**Layout element entries:**

◇ ◇ ◇

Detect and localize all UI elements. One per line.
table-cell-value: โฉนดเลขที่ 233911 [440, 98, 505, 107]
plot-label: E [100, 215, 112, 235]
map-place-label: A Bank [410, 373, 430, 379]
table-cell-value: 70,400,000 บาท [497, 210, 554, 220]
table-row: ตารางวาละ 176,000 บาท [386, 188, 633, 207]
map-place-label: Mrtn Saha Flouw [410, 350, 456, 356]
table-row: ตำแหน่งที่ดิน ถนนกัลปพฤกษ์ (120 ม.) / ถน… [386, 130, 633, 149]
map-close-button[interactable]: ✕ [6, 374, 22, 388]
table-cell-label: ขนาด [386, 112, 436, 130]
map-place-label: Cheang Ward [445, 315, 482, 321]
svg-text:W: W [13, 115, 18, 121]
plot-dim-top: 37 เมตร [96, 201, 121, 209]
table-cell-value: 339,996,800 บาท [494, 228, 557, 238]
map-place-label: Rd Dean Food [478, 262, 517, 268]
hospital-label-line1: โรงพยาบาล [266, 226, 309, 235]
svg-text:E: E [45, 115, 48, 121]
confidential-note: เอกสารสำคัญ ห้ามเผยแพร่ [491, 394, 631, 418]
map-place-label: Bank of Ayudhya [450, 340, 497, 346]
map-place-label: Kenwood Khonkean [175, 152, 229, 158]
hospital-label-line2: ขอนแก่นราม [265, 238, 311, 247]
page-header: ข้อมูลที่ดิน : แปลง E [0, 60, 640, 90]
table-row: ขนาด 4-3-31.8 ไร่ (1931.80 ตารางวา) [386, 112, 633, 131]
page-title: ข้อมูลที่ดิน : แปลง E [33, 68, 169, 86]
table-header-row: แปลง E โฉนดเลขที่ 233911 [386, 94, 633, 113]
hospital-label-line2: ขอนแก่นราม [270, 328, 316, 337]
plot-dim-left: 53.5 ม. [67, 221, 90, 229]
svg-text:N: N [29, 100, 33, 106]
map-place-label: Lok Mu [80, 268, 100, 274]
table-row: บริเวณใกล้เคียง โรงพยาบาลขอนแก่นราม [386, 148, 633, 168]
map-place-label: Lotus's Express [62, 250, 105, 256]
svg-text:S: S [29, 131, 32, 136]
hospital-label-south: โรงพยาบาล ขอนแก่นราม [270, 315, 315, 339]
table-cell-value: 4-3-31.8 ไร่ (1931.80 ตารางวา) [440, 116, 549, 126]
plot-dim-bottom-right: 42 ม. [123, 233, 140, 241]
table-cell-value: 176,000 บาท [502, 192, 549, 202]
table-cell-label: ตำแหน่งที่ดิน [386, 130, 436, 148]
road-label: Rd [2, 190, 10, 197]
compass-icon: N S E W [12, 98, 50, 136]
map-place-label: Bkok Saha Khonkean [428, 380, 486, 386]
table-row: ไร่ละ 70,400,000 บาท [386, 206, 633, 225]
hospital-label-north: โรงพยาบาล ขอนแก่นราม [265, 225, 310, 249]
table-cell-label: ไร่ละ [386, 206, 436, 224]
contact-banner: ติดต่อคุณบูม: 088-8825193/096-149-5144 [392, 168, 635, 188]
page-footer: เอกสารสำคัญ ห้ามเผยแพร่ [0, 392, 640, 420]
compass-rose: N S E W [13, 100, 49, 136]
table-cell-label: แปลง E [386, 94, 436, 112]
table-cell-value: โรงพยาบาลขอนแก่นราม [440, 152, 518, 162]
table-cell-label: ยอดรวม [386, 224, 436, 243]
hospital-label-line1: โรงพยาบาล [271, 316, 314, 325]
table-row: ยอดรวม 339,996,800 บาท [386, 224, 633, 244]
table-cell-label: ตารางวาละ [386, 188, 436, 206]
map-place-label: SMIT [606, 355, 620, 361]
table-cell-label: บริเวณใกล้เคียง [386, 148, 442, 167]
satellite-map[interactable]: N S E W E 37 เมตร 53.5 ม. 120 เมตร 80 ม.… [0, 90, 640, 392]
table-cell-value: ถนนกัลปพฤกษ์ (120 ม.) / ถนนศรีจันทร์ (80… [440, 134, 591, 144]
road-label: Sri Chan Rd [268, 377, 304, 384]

◇ ◇ ◇

Please extract every line of the items above and reproduce each one without any change.

**Task answer:**
Detect and localize all UI elements. One per line.
table-cell-value: โฉนดเลขที่ 233911 [440, 98, 505, 107]
plot-label: E [100, 215, 112, 235]
map-place-label: A Bank [410, 373, 430, 379]
table-cell-value: 70,400,000 บาท [497, 210, 554, 220]
table-row: ตารางวาละ 176,000 บาท [386, 188, 633, 207]
map-place-label: Mrtn Saha Flouw [410, 350, 456, 356]
table-row: ตำแหน่งที่ดิน ถนนกัลปพฤกษ์ (120 ม.) / ถน… [386, 130, 633, 149]
map-close-button[interactable]: ✕ [6, 374, 22, 388]
table-cell-label: ขนาด [386, 112, 436, 130]
map-place-label: Cheang Ward [445, 315, 482, 321]
svg-text:W: W [13, 115, 18, 121]
plot-dim-top: 37 เมตร [96, 201, 121, 209]
table-cell-value: 339,996,800 บาท [494, 228, 557, 238]
map-place-label: Rd Dean Food [478, 262, 517, 268]
hospital-label-line1: โรงพยาบาล [266, 226, 309, 235]
svg-text:E: E [45, 115, 48, 121]
confidential-note: เอกสารสำคัญ ห้ามเผยแพร่ [491, 394, 631, 418]
map-place-label: Bank of Ayudhya [450, 340, 497, 346]
map-place-label: Kenwood Khonkean [175, 152, 229, 158]
hospital-label-line2: ขอนแก่นราม [265, 238, 311, 247]
page-header: ข้อมูลที่ดิน : แปลง E [0, 60, 640, 90]
table-row: ขนาด 4-3-31.8 ไร่ (1931.80 ตารางวา) [386, 112, 633, 131]
page-title: ข้อมูลที่ดิน : แปลง E [33, 68, 169, 86]
table-header-row: แปลง E โฉนดเลขที่ 233911 [386, 94, 633, 113]
hospital-label-line2: ขอนแก่นราม [270, 328, 316, 337]
plot-dim-left: 53.5 ม. [67, 221, 90, 229]
svg-text:N: N [29, 100, 33, 106]
map-place-label: Lok Mu [80, 268, 100, 274]
table-row: บริเวณใกล้เคียง โรงพยาบาลขอนแก่นราม [386, 148, 633, 168]
map-place-label: Lotus's Express [62, 250, 105, 256]
svg-text:S: S [29, 131, 32, 136]
hospital-label-south: โรงพยาบาล ขอนแก่นราม [270, 315, 315, 339]
table-cell-value: 4-3-31.8 ไร่ (1931.80 ตารางวา) [440, 116, 549, 126]
plot-dim-bottom-right: 42 ม. [123, 233, 140, 241]
table-cell-value: 176,000 บาท [502, 192, 549, 202]
table-cell-label: ตำแหน่งที่ดิน [386, 130, 436, 148]
road-label: Rd [2, 190, 10, 197]
compass-icon: N S E W [12, 98, 50, 136]
map-place-label: Bkok Saha Khonkean [428, 380, 486, 386]
table-row: ไร่ละ 70,400,000 บาท [386, 206, 633, 225]
hospital-label-north: โรงพยาบาล ขอนแก่นราม [265, 225, 310, 249]
table-cell-label: ไร่ละ [386, 206, 436, 224]
contact-banner: ติดต่อคุณบูม: 088-8825193/096-149-5144 [392, 168, 635, 188]
page-footer: เอกสารสำคัญ ห้ามเผยแพร่ [0, 392, 640, 420]
compass-rose: N S E W [13, 100, 49, 136]
table-cell-label: แปลง E [386, 94, 436, 112]
table-cell-value: โรงพยาบาลขอนแก่นราม [440, 152, 518, 162]
table-cell-label: ยอดรวม [386, 224, 436, 243]
hospital-label-line1: โรงพยาบาล [271, 316, 314, 325]
table-row: ยอดรวม 339,996,800 บาท [386, 224, 633, 244]
table-cell-label: ตารางวาละ [386, 188, 436, 206]
map-place-label: SMIT [606, 355, 620, 361]
table-cell-label: บริเวณใกล้เคียง [386, 148, 442, 167]
satellite-map[interactable]: N S E W E 37 เมตร 53.5 ม. 120 เมตร 80 ม.… [0, 90, 640, 392]
table-cell-value: ถนนกัลปพฤกษ์ (120 ม.) / ถนนศรีจันทร์ (80… [440, 134, 591, 144]
road-label: Sri Chan Rd [268, 377, 304, 384]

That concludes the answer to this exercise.